## INSTRUCTION
Print the records again, character for character.

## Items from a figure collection
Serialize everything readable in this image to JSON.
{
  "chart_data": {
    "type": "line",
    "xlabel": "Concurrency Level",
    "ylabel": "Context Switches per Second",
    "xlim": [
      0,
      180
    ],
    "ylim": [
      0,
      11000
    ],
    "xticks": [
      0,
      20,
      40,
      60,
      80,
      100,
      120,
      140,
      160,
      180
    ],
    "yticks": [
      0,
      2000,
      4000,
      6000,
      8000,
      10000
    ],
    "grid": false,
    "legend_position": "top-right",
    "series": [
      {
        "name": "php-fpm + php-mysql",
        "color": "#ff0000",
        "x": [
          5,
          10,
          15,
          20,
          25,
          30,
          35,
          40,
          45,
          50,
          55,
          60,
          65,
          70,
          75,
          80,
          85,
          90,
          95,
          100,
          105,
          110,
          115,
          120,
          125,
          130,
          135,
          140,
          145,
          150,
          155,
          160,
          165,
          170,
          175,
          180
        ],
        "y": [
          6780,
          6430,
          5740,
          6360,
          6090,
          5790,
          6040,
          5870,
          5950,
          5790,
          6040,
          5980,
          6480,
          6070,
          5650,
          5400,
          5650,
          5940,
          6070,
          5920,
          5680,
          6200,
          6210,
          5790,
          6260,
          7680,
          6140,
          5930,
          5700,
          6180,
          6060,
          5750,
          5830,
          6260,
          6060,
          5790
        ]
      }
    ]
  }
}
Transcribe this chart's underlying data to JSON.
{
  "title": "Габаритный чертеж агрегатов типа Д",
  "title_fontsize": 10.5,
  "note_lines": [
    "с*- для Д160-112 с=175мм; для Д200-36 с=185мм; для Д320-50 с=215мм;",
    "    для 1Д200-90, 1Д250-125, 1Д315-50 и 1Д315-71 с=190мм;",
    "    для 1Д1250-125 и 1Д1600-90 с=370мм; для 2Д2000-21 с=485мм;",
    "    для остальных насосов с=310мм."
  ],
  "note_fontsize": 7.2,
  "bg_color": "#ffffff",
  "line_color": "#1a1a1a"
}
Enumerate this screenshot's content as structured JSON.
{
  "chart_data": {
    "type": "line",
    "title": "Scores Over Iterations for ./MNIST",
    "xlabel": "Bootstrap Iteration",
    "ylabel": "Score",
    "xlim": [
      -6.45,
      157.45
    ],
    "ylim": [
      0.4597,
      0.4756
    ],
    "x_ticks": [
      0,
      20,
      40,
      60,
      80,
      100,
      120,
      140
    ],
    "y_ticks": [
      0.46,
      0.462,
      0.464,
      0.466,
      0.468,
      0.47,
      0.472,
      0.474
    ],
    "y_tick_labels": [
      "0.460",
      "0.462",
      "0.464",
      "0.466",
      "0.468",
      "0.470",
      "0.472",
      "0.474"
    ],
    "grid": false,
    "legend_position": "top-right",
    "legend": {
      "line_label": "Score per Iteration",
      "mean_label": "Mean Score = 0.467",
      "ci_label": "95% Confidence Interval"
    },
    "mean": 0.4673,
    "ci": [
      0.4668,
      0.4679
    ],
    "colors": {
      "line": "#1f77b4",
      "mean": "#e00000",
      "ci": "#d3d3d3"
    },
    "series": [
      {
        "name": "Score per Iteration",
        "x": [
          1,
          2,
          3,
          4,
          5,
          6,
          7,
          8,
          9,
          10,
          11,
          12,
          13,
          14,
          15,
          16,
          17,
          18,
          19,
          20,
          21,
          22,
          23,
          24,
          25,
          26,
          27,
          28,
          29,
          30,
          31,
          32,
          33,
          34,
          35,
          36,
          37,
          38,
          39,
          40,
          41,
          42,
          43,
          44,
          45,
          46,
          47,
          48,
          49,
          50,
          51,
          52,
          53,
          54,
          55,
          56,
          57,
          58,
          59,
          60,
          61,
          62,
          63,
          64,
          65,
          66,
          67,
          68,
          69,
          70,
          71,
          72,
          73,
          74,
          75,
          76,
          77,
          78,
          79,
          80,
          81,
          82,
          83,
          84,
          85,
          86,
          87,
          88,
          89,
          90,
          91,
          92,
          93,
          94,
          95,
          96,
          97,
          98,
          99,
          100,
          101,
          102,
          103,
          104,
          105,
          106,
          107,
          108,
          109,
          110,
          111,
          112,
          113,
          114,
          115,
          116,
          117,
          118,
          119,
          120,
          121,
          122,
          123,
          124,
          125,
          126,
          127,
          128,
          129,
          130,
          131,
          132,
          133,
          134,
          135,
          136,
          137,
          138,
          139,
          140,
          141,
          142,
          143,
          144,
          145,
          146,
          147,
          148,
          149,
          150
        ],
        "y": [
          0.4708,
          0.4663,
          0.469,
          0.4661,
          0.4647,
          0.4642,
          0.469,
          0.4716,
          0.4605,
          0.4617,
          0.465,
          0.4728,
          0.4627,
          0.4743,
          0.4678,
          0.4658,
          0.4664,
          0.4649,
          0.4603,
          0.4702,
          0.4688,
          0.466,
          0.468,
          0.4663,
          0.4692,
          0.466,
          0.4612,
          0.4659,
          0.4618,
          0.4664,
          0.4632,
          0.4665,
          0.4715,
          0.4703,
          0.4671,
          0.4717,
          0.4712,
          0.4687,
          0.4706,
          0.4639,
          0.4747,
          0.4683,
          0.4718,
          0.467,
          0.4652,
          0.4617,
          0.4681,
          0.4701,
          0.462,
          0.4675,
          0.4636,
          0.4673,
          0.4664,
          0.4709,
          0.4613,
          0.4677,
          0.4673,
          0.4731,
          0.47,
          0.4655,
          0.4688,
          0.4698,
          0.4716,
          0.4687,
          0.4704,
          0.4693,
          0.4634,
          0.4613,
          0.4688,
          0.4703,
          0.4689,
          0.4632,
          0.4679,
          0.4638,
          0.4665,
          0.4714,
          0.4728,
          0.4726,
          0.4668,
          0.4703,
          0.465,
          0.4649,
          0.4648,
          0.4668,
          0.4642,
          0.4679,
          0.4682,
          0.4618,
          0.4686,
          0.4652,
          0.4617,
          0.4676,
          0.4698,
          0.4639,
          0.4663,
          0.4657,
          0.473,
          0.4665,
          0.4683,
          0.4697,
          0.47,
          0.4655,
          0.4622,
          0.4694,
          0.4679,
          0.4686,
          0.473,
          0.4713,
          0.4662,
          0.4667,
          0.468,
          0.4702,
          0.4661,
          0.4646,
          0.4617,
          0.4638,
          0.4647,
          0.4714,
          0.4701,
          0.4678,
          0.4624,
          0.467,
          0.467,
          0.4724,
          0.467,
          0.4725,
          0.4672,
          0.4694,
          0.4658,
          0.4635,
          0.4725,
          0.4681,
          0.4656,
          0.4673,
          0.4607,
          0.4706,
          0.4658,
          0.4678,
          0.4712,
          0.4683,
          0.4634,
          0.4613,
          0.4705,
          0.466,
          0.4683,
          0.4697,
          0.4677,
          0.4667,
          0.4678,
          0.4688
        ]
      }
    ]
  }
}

## RESULT BELOW
Serialize everything readable in this image to JSON.
{
  "chart_data": {
    "type": "line",
    "xlabel": "Concurrency Level",
    "ylabel": "Context Switches per Second",
    "xlim": [
      0,
      180
    ],
    "ylim": [
      0,
      11000
    ],
    "xticks": [
      0,
      20,
      40,
      60,
      80,
      100,
      120,
      140,
      160,
      180
    ],
    "yticks": [
      0,
      2000,
      4000,
      6000,
      8000,
      10000
    ],
    "grid": false,
    "legend_position": "top-right",
    "series": [
      {
        "name": "php-fpm + php-mysql",
        "color": "#ff0000",
        "x": [
          5,
          10,
          15,
          20,
          25,
          30,
          35,
          40,
          45,
          50,
          55,
          60,
          65,
          70,
          75,
          80,
          85,
          90,
          95,
          100,
          105,
          110,
          115,
          120,
          125,
          130,
          135,
          140,
          145,
          150,
          155,
          160,
          165,
          170,
          175,
          180
        ],
        "y": [
          6780,
          6430,
          5740,
          6360,
          6090,
          5790,
          6040,
          5870,
          5950,
          5790,
          6040,
          5980,
          6480,
          6070,
          5650,
          5400,
          5650,
          5940,
          6070,
          5920,
          5680,
          6200,
          6210,
          5790,
          6260,
          7680,
          6140,
          5930,
          5700,
          6180,
          6060,
          5750,
          5830,
          6260,
          6060,
          5790
        ]
      }
    ]
  }
}
Transcribe this chart's underlying data to JSON.
{
  "title": "Габаритный чертеж агрегатов типа Д",
  "title_fontsize": 10.5,
  "note_lines": [
    "с*- для Д160-112 с=175мм; для Д200-36 с=185мм; для Д320-50 с=215мм;",
    "    для 1Д200-90, 1Д250-125, 1Д315-50 и 1Д315-71 с=190мм;",
    "    для 1Д1250-125 и 1Д1600-90 с=370мм; для 2Д2000-21 с=485мм;",
    "    для остальных насосов с=310мм."
  ],
  "note_fontsize": 7.2,
  "bg_color": "#ffffff",
  "line_color": "#1a1a1a"
}
Enumerate this screenshot's content as structured JSON.
{
  "chart_data": {
    "type": "line",
    "title": "Scores Over Iterations for ./MNIST",
    "xlabel": "Bootstrap Iteration",
    "ylabel": "Score",
    "xlim": [
      -6.45,
      157.45
    ],
    "ylim": [
      0.4597,
      0.4756
    ],
    "x_ticks": [
      0,
      20,
      40,
      60,
      80,
      100,
      120,
      140
    ],
    "y_ticks": [
      0.46,
      0.462,
      0.464,
      0.466,
      0.468,
      0.47,
      0.472,
      0.474
    ],
    "y_tick_labels": [
      "0.460",
      "0.462",
      "0.464",
      "0.466",
      "0.468",
      "0.470",
      "0.472",
      "0.474"
    ],
    "grid": false,
    "legend_position": "top-right",
    "legend": {
      "line_label": "Score per Iteration",
      "mean_label": "Mean Score = 0.467",
      "ci_label": "95% Confidence Interval"
    },
    "mean": 0.4673,
    "ci": [
      0.4668,
      0.4679
    ],
    "colors": {
      "line": "#1f77b4",
      "mean": "#e00000",
      "ci": "#d3d3d3"
    },
    "series": [
      {
        "name": "Score per Iteration",
        "x": [
          1,
          2,
          3,
          4,
          5,
          6,
          7,
          8,
          9,
          10,
          11,
          12,
          13,
          14,
          15,
          16,
          17,
          18,
          19,
          20,
          21,
          22,
          23,
          24,
          25,
          26,
          27,
          28,
          29,
          30,
          31,
          32,
          33,
          34,
          35,
          36,
          37,
          38,
          39,
          40,
          41,
          42,
          43,
          44,
          45,
          46,
          47,
          48,
          49,
          50,
          51,
          52,
          53,
          54,
          55,
          56,
          57,
          58,
          59,
          60,
          61,
          62,
          63,
          64,
          65,
          66,
          67,
          68,
          69,
          70,
          71,
          72,
          73,
          74,
          75,
          76,
          77,
          78,
          79,
          80,
          81,
          82,
          83,
          84,
          85,
          86,
          87,
          88,
          89,
          90,
          91,
          92,
          93,
          94,
          95,
          96,
          97,
          98,
          99,
          100,
          101,
          102,
          103,
          104,
          105,
          106,
          107,
          108,
          109,
          110,
          111,
          112,
          113,
          114,
          115,
          116,
          117,
          118,
          119,
          120,
          121,
          122,
          123,
          124,
          125,
          126,
          127,
          128,
          129,
          130,
          131,
          132,
          133,
          134,
          135,
          136,
          137,
          138,
          139,
          140,
          141,
          142,
          143,
          144,
          145,
          146,
          147,
          148,
          149,
          150
        ],
        "y": [
          0.4708,
          0.4663,
          0.469,
          0.4661,
          0.4647,
          0.4642,
          0.469,
          0.4716,
          0.4605,
          0.4617,
          0.465,
          0.4728,
          0.4627,
          0.4743,
          0.4678,
          0.4658,
          0.4664,
          0.4649,
          0.4603,
          0.4702,
          0.4688,
          0.466,
          0.468,
          0.4663,
          0.4692,
          0.466,
          0.4612,
          0.4659,
          0.4618,
          0.4664,
          0.4632,
          0.4665,
          0.4715,
          0.4703,
          0.4671,
          0.4717,
          0.4712,
          0.4687,
          0.4706,
          0.4639,
          0.4747,
          0.4683,
          0.4718,
          0.467,
          0.4652,
          0.4617,
          0.4681,
          0.4701,
          0.462,
          0.4675,
          0.4636,
          0.4673,
          0.4664,
          0.4709,
          0.4613,
          0.4677,
          0.4673,
          0.4731,
          0.47,
          0.4655,
          0.4688,
          0.4698,
          0.4716,
          0.4687,
          0.4704,
          0.4693,
          0.4634,
          0.4613,
          0.4688,
          0.4703,
          0.4689,
          0.4632,
          0.4679,
          0.4638,
          0.4665,
          0.4714,
          0.4728,
          0.4726,
          0.4668,
          0.4703,
          0.465,
          0.4649,
          0.4648,
          0.4668,
          0.4642,
          0.4679,
          0.4682,
          0.4618,
          0.4686,
          0.4652,
          0.4617,
          0.4676,
          0.4698,
          0.4639,
          0.4663,
          0.4657,
          0.473,
          0.4665,
          0.4683,
          0.4697,
          0.47,
          0.4655,
          0.4622,
          0.4694,
          0.4679,
          0.4686,
          0.473,
          0.4713,
          0.4662,
          0.4667,
          0.468,
          0.4702,
          0.4661,
          0.4646,
          0.4617,
          0.4638,
          0.4647,
          0.4714,
          0.4701,
          0.4678,
          0.4624,
          0.467,
          0.467,
          0.4724,
          0.467,
          0.4725,
          0.4672,
          0.4694,
          0.4658,
          0.4635,
          0.4725,
          0.4681,
          0.4656,
          0.4673,
          0.4607,
          0.4706,
          0.4658,
          0.4678,
          0.4712,
          0.4683,
          0.4634,
          0.4613,
          0.4705,
          0.466,
          0.4683,
          0.4697,
          0.4677,
          0.4667,
          0.4678,
          0.4688
        ]
      }
    ]
  }
}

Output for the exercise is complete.